TASK PROMPT: Reproduce verbatim the portion of the post on slicing np.memmap that begins at the words "11 2042.605 MB" and stops after the words "a lot faster.".

DOCUMENT SECTION:
.....

Currently I am working on quite huge dataset which barely fits into my memory, so I use np.memmap
. But at some point I have to split my dataset into training and test.
I have found such case when I want to slice np.memmap
using some index array:
(Below you can find code and mem allocations)
Line # Mem usage Increment Line Contents
================================================
7 29.340 MB 0.000 MB def my_func2():
8 29.340 MB 0.000 MB ARR_SIZE = (1221508/4,430)
9 29.379 MB 0.039 MB big_mmap = np.memmap('big_mem_test.mmap',shape=ARR_SIZE, dtype=np.float64, mode='r')
10 38.836 MB 9.457 MB idx = range(ARR_SIZE[0])
11 2042.605 MB 2003.770 MB sub = big_mmap[idx,:]
12 3046.766 MB 1004.160 MB sub2 = big_mmap[idx,:]
13 3046.766 MB 0.000 MB return type(sub)
But if I like to take continous slice I would use rather this code:
Line # Mem usage Increment Line Contents
================================================
15 29.336 MB 0.000 MB def my_func3():
16 29.336 MB 0.000 MB ARR_SIZE = (1221508/4,430)
17 29.375 MB 0.039 MB big_mmap = np.memmap('big_mem_test.mmap',shape=ARR_SIZE, dtype=np.float64, mode='r')
18 29.457 MB 0.082 MB sub = big_mmap[0:1221508/4,:]
19 29.457 MB 0.000 MB sub2 = big_mmap[0:1221508/4,:]
Notice that in second example in lines 18,19 there is no memory allocation and whole operation is a lot faster.

.....

DATA TO EXAMINE:
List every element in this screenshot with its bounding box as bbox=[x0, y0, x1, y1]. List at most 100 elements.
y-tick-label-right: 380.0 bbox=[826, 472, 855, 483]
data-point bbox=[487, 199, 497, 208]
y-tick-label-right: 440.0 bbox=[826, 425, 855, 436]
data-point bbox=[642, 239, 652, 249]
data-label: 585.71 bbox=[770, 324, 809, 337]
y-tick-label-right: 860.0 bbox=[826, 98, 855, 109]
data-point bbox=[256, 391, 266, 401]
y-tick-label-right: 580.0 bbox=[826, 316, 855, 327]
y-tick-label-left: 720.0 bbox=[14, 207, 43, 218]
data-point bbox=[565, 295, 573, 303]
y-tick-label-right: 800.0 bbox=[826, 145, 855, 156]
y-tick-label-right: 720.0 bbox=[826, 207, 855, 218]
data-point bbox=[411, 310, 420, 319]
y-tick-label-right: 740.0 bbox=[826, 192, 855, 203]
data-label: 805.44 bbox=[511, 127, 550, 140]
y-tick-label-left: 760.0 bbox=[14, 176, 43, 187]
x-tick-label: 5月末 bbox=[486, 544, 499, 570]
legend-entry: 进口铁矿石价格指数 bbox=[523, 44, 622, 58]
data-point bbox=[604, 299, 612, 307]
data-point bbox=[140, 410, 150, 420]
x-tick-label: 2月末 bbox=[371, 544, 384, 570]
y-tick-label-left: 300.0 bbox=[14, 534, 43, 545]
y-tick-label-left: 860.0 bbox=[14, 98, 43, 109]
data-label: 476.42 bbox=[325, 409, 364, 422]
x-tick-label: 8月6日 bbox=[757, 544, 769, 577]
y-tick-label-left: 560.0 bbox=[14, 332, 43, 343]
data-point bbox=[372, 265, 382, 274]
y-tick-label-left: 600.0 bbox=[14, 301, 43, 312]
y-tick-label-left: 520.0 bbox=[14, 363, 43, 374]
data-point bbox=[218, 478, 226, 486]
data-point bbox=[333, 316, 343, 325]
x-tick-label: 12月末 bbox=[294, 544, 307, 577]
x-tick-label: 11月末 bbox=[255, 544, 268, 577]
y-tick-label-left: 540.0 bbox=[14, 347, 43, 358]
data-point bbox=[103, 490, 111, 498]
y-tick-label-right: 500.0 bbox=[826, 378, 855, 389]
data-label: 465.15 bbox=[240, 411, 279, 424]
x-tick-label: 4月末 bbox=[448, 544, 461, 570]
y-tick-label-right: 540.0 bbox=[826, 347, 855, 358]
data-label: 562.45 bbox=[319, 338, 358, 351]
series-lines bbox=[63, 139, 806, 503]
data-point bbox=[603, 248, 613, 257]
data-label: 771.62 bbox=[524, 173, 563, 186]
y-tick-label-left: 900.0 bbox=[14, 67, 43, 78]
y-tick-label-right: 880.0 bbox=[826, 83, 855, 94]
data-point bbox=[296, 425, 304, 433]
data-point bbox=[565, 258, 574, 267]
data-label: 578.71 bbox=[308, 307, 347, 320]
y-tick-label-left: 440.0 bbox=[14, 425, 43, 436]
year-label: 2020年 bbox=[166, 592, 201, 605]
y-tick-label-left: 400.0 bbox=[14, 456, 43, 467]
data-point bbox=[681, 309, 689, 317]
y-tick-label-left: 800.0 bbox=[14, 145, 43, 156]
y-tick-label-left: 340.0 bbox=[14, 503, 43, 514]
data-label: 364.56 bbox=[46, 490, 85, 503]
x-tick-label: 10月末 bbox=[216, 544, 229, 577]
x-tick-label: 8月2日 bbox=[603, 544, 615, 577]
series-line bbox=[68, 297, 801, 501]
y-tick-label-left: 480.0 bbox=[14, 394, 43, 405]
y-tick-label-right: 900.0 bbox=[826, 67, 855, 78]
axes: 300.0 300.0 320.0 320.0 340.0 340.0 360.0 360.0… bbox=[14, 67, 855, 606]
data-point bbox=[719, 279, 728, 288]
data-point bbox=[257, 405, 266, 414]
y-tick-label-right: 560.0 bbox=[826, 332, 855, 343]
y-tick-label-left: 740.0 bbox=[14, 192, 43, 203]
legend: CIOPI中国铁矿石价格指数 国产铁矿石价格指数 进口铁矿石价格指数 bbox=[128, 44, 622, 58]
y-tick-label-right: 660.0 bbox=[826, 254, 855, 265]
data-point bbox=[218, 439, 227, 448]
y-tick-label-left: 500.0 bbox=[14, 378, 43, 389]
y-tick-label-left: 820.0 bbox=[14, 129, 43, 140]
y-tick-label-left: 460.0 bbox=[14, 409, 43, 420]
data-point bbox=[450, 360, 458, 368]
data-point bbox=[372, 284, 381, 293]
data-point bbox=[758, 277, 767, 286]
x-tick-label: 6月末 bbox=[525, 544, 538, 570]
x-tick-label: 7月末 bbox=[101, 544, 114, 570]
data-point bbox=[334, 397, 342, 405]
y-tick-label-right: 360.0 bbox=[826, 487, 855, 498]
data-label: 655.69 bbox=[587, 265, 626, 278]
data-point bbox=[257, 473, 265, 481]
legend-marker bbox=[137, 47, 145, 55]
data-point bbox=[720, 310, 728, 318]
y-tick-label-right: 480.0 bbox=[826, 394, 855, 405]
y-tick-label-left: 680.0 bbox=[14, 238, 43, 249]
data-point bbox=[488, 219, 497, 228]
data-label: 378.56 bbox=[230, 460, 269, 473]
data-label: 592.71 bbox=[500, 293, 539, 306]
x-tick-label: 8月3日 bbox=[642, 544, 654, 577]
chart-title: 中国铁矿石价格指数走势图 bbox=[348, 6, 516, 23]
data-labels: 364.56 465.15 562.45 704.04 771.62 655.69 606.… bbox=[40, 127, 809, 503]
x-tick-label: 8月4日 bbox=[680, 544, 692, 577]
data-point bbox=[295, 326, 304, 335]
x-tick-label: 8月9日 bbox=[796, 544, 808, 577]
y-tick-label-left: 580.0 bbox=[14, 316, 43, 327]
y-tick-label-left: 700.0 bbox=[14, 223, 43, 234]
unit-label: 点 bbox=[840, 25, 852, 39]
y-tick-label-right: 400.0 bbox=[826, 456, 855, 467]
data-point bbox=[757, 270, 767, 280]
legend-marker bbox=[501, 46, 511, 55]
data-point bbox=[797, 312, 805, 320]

.....

SOLUTION BELOW:
11 2042.605 MB 2003.770 MB sub = big_mmap[idx,:]
12 3046.766 MB 1004.160 MB sub2 = big_mmap[idx,:]
13 3046.766 MB 0.000 MB return type(sub)
But if I like to take continous slice I would use rather this code:
Line # Mem usage Increment Line Contents
================================================
15 29.336 MB 0.000 MB def my_func3():
16 29.336 MB 0.000 MB ARR_SIZE = (1221508/4,430)
17 29.375 MB 0.039 MB big_mmap = np.memmap('big_mem_test.mmap',shape=ARR_SIZE, dtype=np.float64, mode='r')
18 29.457 MB 0.082 MB sub = big_mmap[0:1221508/4,:]
19 29.457 MB 0.000 MB sub2 = big_mmap[0:1221508/4,:]
Notice that in second example in lines 18,19 there is no memory allocation and whole operation is a lot faster.